◆ Material ◆
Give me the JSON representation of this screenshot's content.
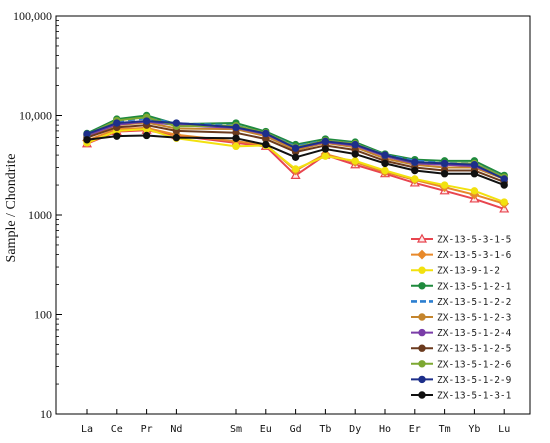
{
  "chart_data": {
    "type": "line",
    "title": "",
    "xlabel": "",
    "ylabel": "Sample / Chondrite",
    "yscale": "log",
    "ylim": [
      10,
      100000
    ],
    "yticks": [
      "10",
      "100",
      "1000",
      "10,000",
      "100,000"
    ],
    "grid": false,
    "legend_position": "bottom-right",
    "categories": [
      "La",
      "Ce",
      "Pr",
      "Nd",
      "Sm",
      "Eu",
      "Gd",
      "Tb",
      "Dy",
      "Ho",
      "Er",
      "Tm",
      "Yb",
      "Lu"
    ],
    "category_index": [
      0,
      1,
      2,
      3,
      5,
      6,
      7,
      8,
      9,
      10,
      11,
      12,
      13,
      14
    ],
    "series": [
      {
        "name": "ZX-13-5-3-1-5",
        "color": "#e8454f",
        "marker": "triangle",
        "dash": false,
        "values": [
          5200,
          6900,
          7100,
          6300,
          5300,
          4900,
          2500,
          4000,
          3200,
          2600,
          2100,
          1750,
          1450,
          1150
        ]
      },
      {
        "name": "ZX-13-5-3-1-6",
        "color": "#e8892a",
        "marker": "diamond",
        "dash": false,
        "values": [
          5600,
          7300,
          7500,
          6400,
          5500,
          5100,
          2800,
          4100,
          3400,
          2700,
          2250,
          1900,
          1600,
          1300
        ]
      },
      {
        "name": "ZX-13-9-1-2",
        "color": "#f2e10f",
        "marker": "circle",
        "dash": false,
        "values": [
          5300,
          7000,
          7300,
          5900,
          4900,
          5000,
          2900,
          3900,
          3500,
          2800,
          2300,
          2000,
          1750,
          1350
        ]
      },
      {
        "name": "ZX-13-5-1-2-1",
        "color": "#1f8a3d",
        "marker": "circle",
        "dash": false,
        "values": [
          6600,
          9200,
          10000,
          8200,
          8400,
          6900,
          5100,
          5800,
          5400,
          4100,
          3600,
          3500,
          3500,
          2500
        ]
      },
      {
        "name": "ZX-13-5-1-2-2",
        "color": "#2b7fd0",
        "marker": "none",
        "dash": true,
        "values": [
          6400,
          8800,
          9400,
          8300,
          7900,
          6600,
          4900,
          5600,
          5200,
          4000,
          3500,
          3300,
          3300,
          2400
        ]
      },
      {
        "name": "ZX-13-5-1-2-3",
        "color": "#c4852d",
        "marker": "circle",
        "dash": false,
        "values": [
          6200,
          8000,
          8500,
          7400,
          7300,
          6200,
          4500,
          5300,
          4800,
          3700,
          3200,
          3000,
          3000,
          2300
        ]
      },
      {
        "name": "ZX-13-5-1-2-4",
        "color": "#7a3da8",
        "marker": "circle",
        "dash": false,
        "values": [
          6300,
          8100,
          8700,
          8000,
          7500,
          6500,
          4700,
          5400,
          5000,
          3900,
          3300,
          3200,
          3100,
          2350
        ]
      },
      {
        "name": "ZX-13-5-1-2-5",
        "color": "#6b3a1e",
        "marker": "circle",
        "dash": false,
        "values": [
          6000,
          7600,
          8000,
          7000,
          6700,
          5800,
          4300,
          5000,
          4500,
          3500,
          3000,
          2800,
          2800,
          2150
        ]
      },
      {
        "name": "ZX-13-5-1-2-6",
        "color": "#7da832",
        "marker": "circle",
        "dash": false,
        "values": [
          6400,
          8900,
          9600,
          7800,
          7900,
          6700,
          4800,
          5600,
          5200,
          4000,
          3400,
          3300,
          3300,
          2400
        ]
      },
      {
        "name": "ZX-13-5-1-2-9",
        "color": "#1d2f8a",
        "marker": "circle",
        "dash": false,
        "values": [
          6500,
          8400,
          8800,
          8400,
          7600,
          6600,
          4700,
          5500,
          5100,
          4000,
          3400,
          3300,
          3200,
          2300
        ]
      },
      {
        "name": "ZX-13-5-1-3-1",
        "color": "#111111",
        "marker": "circle",
        "dash": false,
        "values": [
          5700,
          6200,
          6300,
          6000,
          5900,
          5100,
          3800,
          4600,
          4100,
          3300,
          2800,
          2600,
          2600,
          2000
        ]
      }
    ]
  }
}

◆ What the task requires ◆
Without the pictures, write out every entry precisely as it appears.

◆ Expected answer ◆
Give me the JSON representation of this screenshot's content.
{
  "chart_data": {
    "type": "line",
    "title": "",
    "xlabel": "",
    "ylabel": "Sample / Chondrite",
    "yscale": "log",
    "ylim": [
      10,
      100000
    ],
    "yticks": [
      "10",
      "100",
      "1000",
      "10,000",
      "100,000"
    ],
    "grid": false,
    "legend_position": "bottom-right",
    "categories": [
      "La",
      "Ce",
      "Pr",
      "Nd",
      "Sm",
      "Eu",
      "Gd",
      "Tb",
      "Dy",
      "Ho",
      "Er",
      "Tm",
      "Yb",
      "Lu"
    ],
    "category_index": [
      0,
      1,
      2,
      3,
      5,
      6,
      7,
      8,
      9,
      10,
      11,
      12,
      13,
      14
    ],
    "series": [
      {
        "name": "ZX-13-5-3-1-5",
        "color": "#e8454f",
        "marker": "triangle",
        "dash": false,
        "values": [
          5200,
          6900,
          7100,
          6300,
          5300,
          4900,
          2500,
          4000,
          3200,
          2600,
          2100,
          1750,
          1450,
          1150
        ]
      },
      {
        "name": "ZX-13-5-3-1-6",
        "color": "#e8892a",
        "marker": "diamond",
        "dash": false,
        "values": [
          5600,
          7300,
          7500,
          6400,
          5500,
          5100,
          2800,
          4100,
          3400,
          2700,
          2250,
          1900,
          1600,
          1300
        ]
      },
      {
        "name": "ZX-13-9-1-2",
        "color": "#f2e10f",
        "marker": "circle",
        "dash": false,
        "values": [
          5300,
          7000,
          7300,
          5900,
          4900,
          5000,
          2900,
          3900,
          3500,
          2800,
          2300,
          2000,
          1750,
          1350
        ]
      },
      {
        "name": "ZX-13-5-1-2-1",
        "color": "#1f8a3d",
        "marker": "circle",
        "dash": false,
        "values": [
          6600,
          9200,
          10000,
          8200,
          8400,
          6900,
          5100,
          5800,
          5400,
          4100,
          3600,
          3500,
          3500,
          2500
        ]
      },
      {
        "name": "ZX-13-5-1-2-2",
        "color": "#2b7fd0",
        "marker": "none",
        "dash": true,
        "values": [
          6400,
          8800,
          9400,
          8300,
          7900,
          6600,
          4900,
          5600,
          5200,
          4000,
          3500,
          3300,
          3300,
          2400
        ]
      },
      {
        "name": "ZX-13-5-1-2-3",
        "color": "#c4852d",
        "marker": "circle",
        "dash": false,
        "values": [
          6200,
          8000,
          8500,
          7400,
          7300,
          6200,
          4500,
          5300,
          4800,
          3700,
          3200,
          3000,
          3000,
          2300
        ]
      },
      {
        "name": "ZX-13-5-1-2-4",
        "color": "#7a3da8",
        "marker": "circle",
        "dash": false,
        "values": [
          6300,
          8100,
          8700,
          8000,
          7500,
          6500,
          4700,
          5400,
          5000,
          3900,
          3300,
          3200,
          3100,
          2350
        ]
      },
      {
        "name": "ZX-13-5-1-2-5",
        "color": "#6b3a1e",
        "marker": "circle",
        "dash": false,
        "values": [
          6000,
          7600,
          8000,
          7000,
          6700,
          5800,
          4300,
          5000,
          4500,
          3500,
          3000,
          2800,
          2800,
          2150
        ]
      },
      {
        "name": "ZX-13-5-1-2-6",
        "color": "#7da832",
        "marker": "circle",
        "dash": false,
        "values": [
          6400,
          8900,
          9600,
          7800,
          7900,
          6700,
          4800,
          5600,
          5200,
          4000,
          3400,
          3300,
          3300,
          2400
        ]
      },
      {
        "name": "ZX-13-5-1-2-9",
        "color": "#1d2f8a",
        "marker": "circle",
        "dash": false,
        "values": [
          6500,
          8400,
          8800,
          8400,
          7600,
          6600,
          4700,
          5500,
          5100,
          4000,
          3400,
          3300,
          3200,
          2300
        ]
      },
      {
        "name": "ZX-13-5-1-3-1",
        "color": "#111111",
        "marker": "circle",
        "dash": false,
        "values": [
          5700,
          6200,
          6300,
          6000,
          5900,
          5100,
          3800,
          4600,
          4100,
          3300,
          2800,
          2600,
          2600,
          2000
        ]
      }
    ]
  }
}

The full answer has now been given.